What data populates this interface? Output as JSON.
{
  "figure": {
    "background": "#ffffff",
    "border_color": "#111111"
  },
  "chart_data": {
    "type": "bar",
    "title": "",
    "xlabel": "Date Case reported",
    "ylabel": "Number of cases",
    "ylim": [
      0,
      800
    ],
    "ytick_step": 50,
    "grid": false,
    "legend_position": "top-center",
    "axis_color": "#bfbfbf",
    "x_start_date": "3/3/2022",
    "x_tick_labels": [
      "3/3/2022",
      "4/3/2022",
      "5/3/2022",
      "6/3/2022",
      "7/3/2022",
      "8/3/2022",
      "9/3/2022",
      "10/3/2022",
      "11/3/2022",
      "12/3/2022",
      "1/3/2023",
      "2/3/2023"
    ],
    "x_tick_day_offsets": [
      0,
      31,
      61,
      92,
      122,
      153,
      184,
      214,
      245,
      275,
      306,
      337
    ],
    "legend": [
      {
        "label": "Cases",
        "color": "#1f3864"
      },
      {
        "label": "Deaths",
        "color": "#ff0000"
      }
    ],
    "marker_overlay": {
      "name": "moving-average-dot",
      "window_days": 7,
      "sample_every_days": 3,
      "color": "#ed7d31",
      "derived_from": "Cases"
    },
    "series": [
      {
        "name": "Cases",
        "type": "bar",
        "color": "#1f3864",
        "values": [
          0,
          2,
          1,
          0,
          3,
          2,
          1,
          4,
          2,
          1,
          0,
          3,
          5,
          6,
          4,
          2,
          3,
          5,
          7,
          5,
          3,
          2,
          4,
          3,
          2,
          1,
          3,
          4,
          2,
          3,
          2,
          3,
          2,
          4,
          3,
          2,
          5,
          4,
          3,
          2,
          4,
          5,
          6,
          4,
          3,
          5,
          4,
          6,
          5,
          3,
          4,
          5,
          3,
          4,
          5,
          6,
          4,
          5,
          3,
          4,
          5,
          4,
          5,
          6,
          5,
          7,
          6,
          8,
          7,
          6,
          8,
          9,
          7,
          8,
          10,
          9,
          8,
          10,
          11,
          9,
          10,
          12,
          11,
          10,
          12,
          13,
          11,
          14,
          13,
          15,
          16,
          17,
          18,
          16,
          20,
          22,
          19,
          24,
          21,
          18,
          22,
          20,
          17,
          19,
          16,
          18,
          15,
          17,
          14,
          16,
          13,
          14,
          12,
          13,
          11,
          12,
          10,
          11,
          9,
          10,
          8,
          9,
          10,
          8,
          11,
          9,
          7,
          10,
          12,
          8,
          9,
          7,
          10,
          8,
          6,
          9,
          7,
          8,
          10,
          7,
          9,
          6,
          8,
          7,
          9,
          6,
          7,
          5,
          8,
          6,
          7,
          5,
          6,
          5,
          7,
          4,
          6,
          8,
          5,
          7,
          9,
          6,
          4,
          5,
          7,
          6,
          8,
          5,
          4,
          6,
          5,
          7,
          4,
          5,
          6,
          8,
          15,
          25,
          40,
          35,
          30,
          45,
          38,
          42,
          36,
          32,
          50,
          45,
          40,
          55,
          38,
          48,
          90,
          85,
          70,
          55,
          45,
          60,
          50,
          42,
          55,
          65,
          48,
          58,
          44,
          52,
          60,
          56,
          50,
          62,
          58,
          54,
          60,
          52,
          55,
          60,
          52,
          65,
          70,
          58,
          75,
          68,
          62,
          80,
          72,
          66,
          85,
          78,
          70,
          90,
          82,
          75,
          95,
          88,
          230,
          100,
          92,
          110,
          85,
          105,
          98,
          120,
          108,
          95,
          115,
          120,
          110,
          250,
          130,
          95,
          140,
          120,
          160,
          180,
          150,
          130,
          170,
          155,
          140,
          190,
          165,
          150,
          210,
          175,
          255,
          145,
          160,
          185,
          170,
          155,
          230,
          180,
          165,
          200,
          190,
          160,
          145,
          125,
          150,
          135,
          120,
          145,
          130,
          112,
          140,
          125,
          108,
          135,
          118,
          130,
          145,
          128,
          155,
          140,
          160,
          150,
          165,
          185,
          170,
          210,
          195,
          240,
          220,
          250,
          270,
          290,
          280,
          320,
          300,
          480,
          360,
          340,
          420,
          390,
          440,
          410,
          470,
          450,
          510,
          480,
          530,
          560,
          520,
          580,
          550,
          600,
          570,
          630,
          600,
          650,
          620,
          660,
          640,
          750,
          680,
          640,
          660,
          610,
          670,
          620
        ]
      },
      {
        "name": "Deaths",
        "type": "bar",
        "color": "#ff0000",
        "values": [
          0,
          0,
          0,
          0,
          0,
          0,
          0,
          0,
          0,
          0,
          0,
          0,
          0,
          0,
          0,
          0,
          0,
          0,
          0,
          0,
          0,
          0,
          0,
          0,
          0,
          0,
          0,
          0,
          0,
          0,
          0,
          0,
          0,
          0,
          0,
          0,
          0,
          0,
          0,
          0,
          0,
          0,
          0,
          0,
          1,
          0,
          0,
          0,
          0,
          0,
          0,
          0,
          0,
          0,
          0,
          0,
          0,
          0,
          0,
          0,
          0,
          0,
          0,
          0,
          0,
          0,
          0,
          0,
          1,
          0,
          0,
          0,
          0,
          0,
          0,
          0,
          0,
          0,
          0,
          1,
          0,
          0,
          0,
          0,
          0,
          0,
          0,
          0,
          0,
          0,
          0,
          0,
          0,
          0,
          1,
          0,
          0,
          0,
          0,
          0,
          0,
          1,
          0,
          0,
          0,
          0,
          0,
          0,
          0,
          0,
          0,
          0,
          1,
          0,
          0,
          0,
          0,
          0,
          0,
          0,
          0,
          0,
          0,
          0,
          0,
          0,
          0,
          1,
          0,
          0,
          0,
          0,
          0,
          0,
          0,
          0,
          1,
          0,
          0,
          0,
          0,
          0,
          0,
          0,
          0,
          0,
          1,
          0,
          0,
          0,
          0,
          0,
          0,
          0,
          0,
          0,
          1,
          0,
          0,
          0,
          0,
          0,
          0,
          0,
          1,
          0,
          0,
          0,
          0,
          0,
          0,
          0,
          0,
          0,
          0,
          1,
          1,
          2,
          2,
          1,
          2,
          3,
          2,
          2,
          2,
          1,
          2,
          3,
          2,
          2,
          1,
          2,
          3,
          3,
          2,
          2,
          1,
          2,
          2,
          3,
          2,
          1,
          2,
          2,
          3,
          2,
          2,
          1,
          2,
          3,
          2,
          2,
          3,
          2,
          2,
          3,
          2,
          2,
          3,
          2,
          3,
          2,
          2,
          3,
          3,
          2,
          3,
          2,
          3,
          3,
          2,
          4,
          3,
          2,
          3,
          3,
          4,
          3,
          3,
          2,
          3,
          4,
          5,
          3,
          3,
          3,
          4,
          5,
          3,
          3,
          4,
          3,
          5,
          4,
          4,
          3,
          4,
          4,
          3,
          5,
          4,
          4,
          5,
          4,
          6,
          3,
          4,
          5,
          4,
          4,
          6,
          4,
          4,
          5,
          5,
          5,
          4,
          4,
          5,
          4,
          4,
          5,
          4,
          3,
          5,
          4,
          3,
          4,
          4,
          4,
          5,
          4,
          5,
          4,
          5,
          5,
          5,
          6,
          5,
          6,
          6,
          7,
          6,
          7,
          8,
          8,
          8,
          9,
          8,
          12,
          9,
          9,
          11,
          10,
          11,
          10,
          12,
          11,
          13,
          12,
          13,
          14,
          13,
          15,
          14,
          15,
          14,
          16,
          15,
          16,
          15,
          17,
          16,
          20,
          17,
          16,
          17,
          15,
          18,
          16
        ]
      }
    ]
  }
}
=-=-=-=-=
== Exercise instructions ==
Word for word, write out the data.

== Response ==
What data populates this interface? Output as JSON.
{
  "figure": {
    "background": "#ffffff",
    "border_color": "#111111"
  },
  "chart_data": {
    "type": "bar",
    "title": "",
    "xlabel": "Date Case reported",
    "ylabel": "Number of cases",
    "ylim": [
      0,
      800
    ],
    "ytick_step": 50,
    "grid": false,
    "legend_position": "top-center",
    "axis_color": "#bfbfbf",
    "x_start_date": "3/3/2022",
    "x_tick_labels": [
      "3/3/2022",
      "4/3/2022",
      "5/3/2022",
      "6/3/2022",
      "7/3/2022",
      "8/3/2022",
      "9/3/2022",
      "10/3/2022",
      "11/3/2022",
      "12/3/2022",
      "1/3/2023",
      "2/3/2023"
    ],
    "x_tick_day_offsets": [
      0,
      31,
      61,
      92,
      122,
      153,
      184,
      214,
      245,
      275,
      306,
      337
    ],
    "legend": [
      {
        "label": "Cases",
        "color": "#1f3864"
      },
      {
        "label": "Deaths",
        "color": "#ff0000"
      }
    ],
    "marker_overlay": {
      "name": "moving-average-dot",
      "window_days": 7,
      "sample_every_days": 3,
      "color": "#ed7d31",
      "derived_from": "Cases"
    },
    "series": [
      {
        "name": "Cases",
        "type": "bar",
        "color": "#1f3864",
        "values": [
          0,
          2,
          1,
          0,
          3,
          2,
          1,
          4,
          2,
          1,
          0,
          3,
          5,
          6,
          4,
          2,
          3,
          5,
          7,
          5,
          3,
          2,
          4,
          3,
          2,
          1,
          3,
          4,
          2,
          3,
          2,
          3,
          2,
          4,
          3,
          2,
          5,
          4,
          3,
          2,
          4,
          5,
          6,
          4,
          3,
          5,
          4,
          6,
          5,
          3,
          4,
          5,
          3,
          4,
          5,
          6,
          4,
          5,
          3,
          4,
          5,
          4,
          5,
          6,
          5,
          7,
          6,
          8,
          7,
          6,
          8,
          9,
          7,
          8,
          10,
          9,
          8,
          10,
          11,
          9,
          10,
          12,
          11,
          10,
          12,
          13,
          11,
          14,
          13,
          15,
          16,
          17,
          18,
          16,
          20,
          22,
          19,
          24,
          21,
          18,
          22,
          20,
          17,
          19,
          16,
          18,
          15,
          17,
          14,
          16,
          13,
          14,
          12,
          13,
          11,
          12,
          10,
          11,
          9,
          10,
          8,
          9,
          10,
          8,
          11,
          9,
          7,
          10,
          12,
          8,
          9,
          7,
          10,
          8,
          6,
          9,
          7,
          8,
          10,
          7,
          9,
          6,
          8,
          7,
          9,
          6,
          7,
          5,
          8,
          6,
          7,
          5,
          6,
          5,
          7,
          4,
          6,
          8,
          5,
          7,
          9,
          6,
          4,
          5,
          7,
          6,
          8,
          5,
          4,
          6,
          5,
          7,
          4,
          5,
          6,
          8,
          15,
          25,
          40,
          35,
          30,
          45,
          38,
          42,
          36,
          32,
          50,
          45,
          40,
          55,
          38,
          48,
          90,
          85,
          70,
          55,
          45,
          60,
          50,
          42,
          55,
          65,
          48,
          58,
          44,
          52,
          60,
          56,
          50,
          62,
          58,
          54,
          60,
          52,
          55,
          60,
          52,
          65,
          70,
          58,
          75,
          68,
          62,
          80,
          72,
          66,
          85,
          78,
          70,
          90,
          82,
          75,
          95,
          88,
          230,
          100,
          92,
          110,
          85,
          105,
          98,
          120,
          108,
          95,
          115,
          120,
          110,
          250,
          130,
          95,
          140,
          120,
          160,
          180,
          150,
          130,
          170,
          155,
          140,
          190,
          165,
          150,
          210,
          175,
          255,
          145,
          160,
          185,
          170,
          155,
          230,
          180,
          165,
          200,
          190,
          160,
          145,
          125,
          150,
          135,
          120,
          145,
          130,
          112,
          140,
          125,
          108,
          135,
          118,
          130,
          145,
          128,
          155,
          140,
          160,
          150,
          165,
          185,
          170,
          210,
          195,
          240,
          220,
          250,
          270,
          290,
          280,
          320,
          300,
          480,
          360,
          340,
          420,
          390,
          440,
          410,
          470,
          450,
          510,
          480,
          530,
          560,
          520,
          580,
          550,
          600,
          570,
          630,
          600,
          650,
          620,
          660,
          640,
          750,
          680,
          640,
          660,
          610,
          670,
          620
        ]
      },
      {
        "name": "Deaths",
        "type": "bar",
        "color": "#ff0000",
        "values": [
          0,
          0,
          0,
          0,
          0,
          0,
          0,
          0,
          0,
          0,
          0,
          0,
          0,
          0,
          0,
          0,
          0,
          0,
          0,
          0,
          0,
          0,
          0,
          0,
          0,
          0,
          0,
          0,
          0,
          0,
          0,
          0,
          0,
          0,
          0,
          0,
          0,
          0,
          0,
          0,
          0,
          0,
          0,
          0,
          1,
          0,
          0,
          0,
          0,
          0,
          0,
          0,
          0,
          0,
          0,
          0,
          0,
          0,
          0,
          0,
          0,
          0,
          0,
          0,
          0,
          0,
          0,
          0,
          1,
          0,
          0,
          0,
          0,
          0,
          0,
          0,
          0,
          0,
          0,
          1,
          0,
          0,
          0,
          0,
          0,
          0,
          0,
          0,
          0,
          0,
          0,
          0,
          0,
          0,
          1,
          0,
          0,
          0,
          0,
          0,
          0,
          1,
          0,
          0,
          0,
          0,
          0,
          0,
          0,
          0,
          0,
          0,
          1,
          0,
          0,
          0,
          0,
          0,
          0,
          0,
          0,
          0,
          0,
          0,
          0,
          0,
          0,
          1,
          0,
          0,
          0,
          0,
          0,
          0,
          0,
          0,
          1,
          0,
          0,
          0,
          0,
          0,
          0,
          0,
          0,
          0,
          1,
          0,
          0,
          0,
          0,
          0,
          0,
          0,
          0,
          0,
          1,
          0,
          0,
          0,
          0,
          0,
          0,
          0,
          1,
          0,
          0,
          0,
          0,
          0,
          0,
          0,
          0,
          0,
          0,
          1,
          1,
          2,
          2,
          1,
          2,
          3,
          2,
          2,
          2,
          1,
          2,
          3,
          2,
          2,
          1,
          2,
          3,
          3,
          2,
          2,
          1,
          2,
          2,
          3,
          2,
          1,
          2,
          2,
          3,
          2,
          2,
          1,
          2,
          3,
          2,
          2,
          3,
          2,
          2,
          3,
          2,
          2,
          3,
          2,
          3,
          2,
          2,
          3,
          3,
          2,
          3,
          2,
          3,
          3,
          2,
          4,
          3,
          2,
          3,
          3,
          4,
          3,
          3,
          2,
          3,
          4,
          5,
          3,
          3,
          3,
          4,
          5,
          3,
          3,
          4,
          3,
          5,
          4,
          4,
          3,
          4,
          4,
          3,
          5,
          4,
          4,
          5,
          4,
          6,
          3,
          4,
          5,
          4,
          4,
          6,
          4,
          4,
          5,
          5,
          5,
          4,
          4,
          5,
          4,
          4,
          5,
          4,
          3,
          5,
          4,
          3,
          4,
          4,
          4,
          5,
          4,
          5,
          4,
          5,
          5,
          5,
          6,
          5,
          6,
          6,
          7,
          6,
          7,
          8,
          8,
          8,
          9,
          8,
          12,
          9,
          9,
          11,
          10,
          11,
          10,
          12,
          11,
          13,
          12,
          13,
          14,
          13,
          15,
          14,
          15,
          14,
          16,
          15,
          16,
          15,
          17,
          16,
          20,
          17,
          16,
          17,
          15,
          18,
          16
        ]
      }
    ]
  }
}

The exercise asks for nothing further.